- _What you are asked to do_
Pictures in the data below are not part of the copy; transcribe everything else exactly.

>>>>

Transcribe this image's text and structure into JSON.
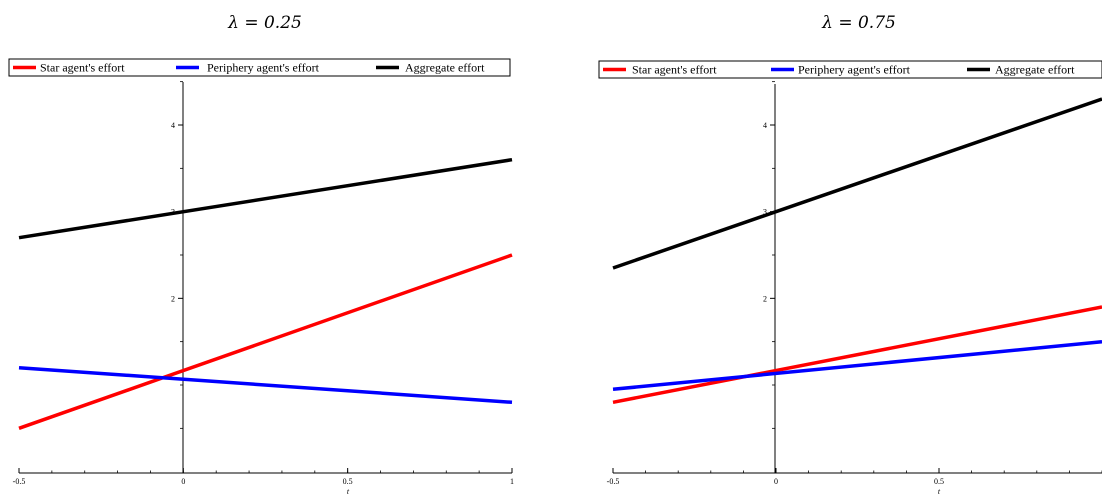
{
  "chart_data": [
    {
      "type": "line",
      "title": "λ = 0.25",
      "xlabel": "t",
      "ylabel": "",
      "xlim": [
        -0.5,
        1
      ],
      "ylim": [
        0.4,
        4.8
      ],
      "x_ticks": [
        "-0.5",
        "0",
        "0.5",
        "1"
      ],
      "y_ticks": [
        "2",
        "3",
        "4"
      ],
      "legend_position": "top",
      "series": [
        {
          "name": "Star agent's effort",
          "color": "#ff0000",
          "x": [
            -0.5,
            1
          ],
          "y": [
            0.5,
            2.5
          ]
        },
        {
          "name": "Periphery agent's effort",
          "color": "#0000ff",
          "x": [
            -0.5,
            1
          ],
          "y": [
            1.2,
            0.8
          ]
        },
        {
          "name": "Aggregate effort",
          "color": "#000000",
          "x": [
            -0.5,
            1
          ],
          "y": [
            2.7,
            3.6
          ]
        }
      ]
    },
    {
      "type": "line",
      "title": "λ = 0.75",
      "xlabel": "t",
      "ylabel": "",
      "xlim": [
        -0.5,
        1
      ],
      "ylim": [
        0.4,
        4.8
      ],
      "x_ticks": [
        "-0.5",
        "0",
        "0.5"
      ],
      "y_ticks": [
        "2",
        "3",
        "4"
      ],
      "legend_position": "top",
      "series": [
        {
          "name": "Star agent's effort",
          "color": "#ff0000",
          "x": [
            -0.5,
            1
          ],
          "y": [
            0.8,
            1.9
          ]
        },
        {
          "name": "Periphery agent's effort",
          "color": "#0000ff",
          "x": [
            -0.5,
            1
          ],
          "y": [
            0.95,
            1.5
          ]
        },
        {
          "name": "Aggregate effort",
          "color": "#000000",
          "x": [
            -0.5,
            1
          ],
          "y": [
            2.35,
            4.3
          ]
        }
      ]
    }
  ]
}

<<<<

- _Complete answer_
Transcribe this image's text and structure into JSON.
{
  "chart_data": [
    {
      "type": "line",
      "title": "λ = 0.25",
      "xlabel": "t",
      "ylabel": "",
      "xlim": [
        -0.5,
        1
      ],
      "ylim": [
        0.4,
        4.8
      ],
      "x_ticks": [
        "-0.5",
        "0",
        "0.5",
        "1"
      ],
      "y_ticks": [
        "2",
        "3",
        "4"
      ],
      "legend_position": "top",
      "series": [
        {
          "name": "Star agent's effort",
          "color": "#ff0000",
          "x": [
            -0.5,
            1
          ],
          "y": [
            0.5,
            2.5
          ]
        },
        {
          "name": "Periphery agent's effort",
          "color": "#0000ff",
          "x": [
            -0.5,
            1
          ],
          "y": [
            1.2,
            0.8
          ]
        },
        {
          "name": "Aggregate effort",
          "color": "#000000",
          "x": [
            -0.5,
            1
          ],
          "y": [
            2.7,
            3.6
          ]
        }
      ]
    },
    {
      "type": "line",
      "title": "λ = 0.75",
      "xlabel": "t",
      "ylabel": "",
      "xlim": [
        -0.5,
        1
      ],
      "ylim": [
        0.4,
        4.8
      ],
      "x_ticks": [
        "-0.5",
        "0",
        "0.5"
      ],
      "y_ticks": [
        "2",
        "3",
        "4"
      ],
      "legend_position": "top",
      "series": [
        {
          "name": "Star agent's effort",
          "color": "#ff0000",
          "x": [
            -0.5,
            1
          ],
          "y": [
            0.8,
            1.9
          ]
        },
        {
          "name": "Periphery agent's effort",
          "color": "#0000ff",
          "x": [
            -0.5,
            1
          ],
          "y": [
            0.95,
            1.5
          ]
        },
        {
          "name": "Aggregate effort",
          "color": "#000000",
          "x": [
            -0.5,
            1
          ],
          "y": [
            2.35,
            4.3
          ]
        }
      ]
    }
  ]
}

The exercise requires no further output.